Stated goal:
Transcribe each record below word for word.
--- Start of The input ---
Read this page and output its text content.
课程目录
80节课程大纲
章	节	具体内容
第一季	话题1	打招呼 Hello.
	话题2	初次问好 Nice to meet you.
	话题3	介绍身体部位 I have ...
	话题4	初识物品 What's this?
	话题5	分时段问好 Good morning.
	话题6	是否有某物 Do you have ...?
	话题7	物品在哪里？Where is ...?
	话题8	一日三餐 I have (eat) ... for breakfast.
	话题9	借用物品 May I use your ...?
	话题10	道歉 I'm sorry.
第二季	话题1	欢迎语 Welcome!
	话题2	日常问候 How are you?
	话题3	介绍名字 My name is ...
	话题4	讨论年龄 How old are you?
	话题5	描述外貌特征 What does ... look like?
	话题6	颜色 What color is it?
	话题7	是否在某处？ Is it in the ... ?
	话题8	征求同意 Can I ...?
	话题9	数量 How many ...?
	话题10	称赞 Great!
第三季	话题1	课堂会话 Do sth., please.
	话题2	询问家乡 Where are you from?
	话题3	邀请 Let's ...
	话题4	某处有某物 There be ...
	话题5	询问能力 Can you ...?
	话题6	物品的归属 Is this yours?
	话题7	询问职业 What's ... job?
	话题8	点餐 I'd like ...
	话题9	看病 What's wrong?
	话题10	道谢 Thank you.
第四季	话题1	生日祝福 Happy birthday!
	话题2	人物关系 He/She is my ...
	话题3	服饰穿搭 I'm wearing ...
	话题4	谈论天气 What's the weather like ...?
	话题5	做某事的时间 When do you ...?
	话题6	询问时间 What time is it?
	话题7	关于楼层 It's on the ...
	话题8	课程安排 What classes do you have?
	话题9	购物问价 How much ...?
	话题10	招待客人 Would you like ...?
--- End of The input ---
Exercise solution:
Read this page and output its text content.
课程目录
80节课程大纲
章	节	具体内容
第一季	话题1	打招呼 Hello.
	话题2	初次问好 Nice to meet you.
	话题3	介绍身体部位 I have ...
	话题4	初识物品 What's this?
	话题5	分时段问好 Good morning.
	话题6	是否有某物 Do you have ...?
	话题7	物品在哪里？Where is ...?
	话题8	一日三餐 I have (eat) ... for breakfast.
	话题9	借用物品 May I use your ...?
	话题10	道歉 I'm sorry.
第二季	话题1	欢迎语 Welcome!
	话题2	日常问候 How are you?
	话题3	介绍名字 My name is ...
	话题4	讨论年龄 How old are you?
	话题5	描述外貌特征 What does ... look like?
	话题6	颜色 What color is it?
	话题7	是否在某处？ Is it in the ... ?
	话题8	征求同意 Can I ...?
	话题9	数量 How many ...?
	话题10	称赞 Great!
第三季	话题1	课堂会话 Do sth., please.
	话题2	询问家乡 Where are you from?
	话题3	邀请 Let's ...
	话题4	某处有某物 There be ...
	话题5	询问能力 Can you ...?
	话题6	物品的归属 Is this yours?
	话题7	询问职业 What's ... job?
	话题8	点餐 I'd like ...
	话题9	看病 What's wrong?
	话题10	道谢 Thank you.
第四季	话题1	生日祝福 Happy birthday!
	话题2	人物关系 He/She is my ...
	话题3	服饰穿搭 I'm wearing ...
	话题4	谈论天气 What's the weather like ...?
	话题5	做某事的时间 When do you ...?
	话题6	询问时间 What time is it?
	话题7	关于楼层 It's on the ...
	话题8	课程安排 What classes do you have?
	话题9	购物问价 How much ...?
	话题10	招待客人 Would you like ...?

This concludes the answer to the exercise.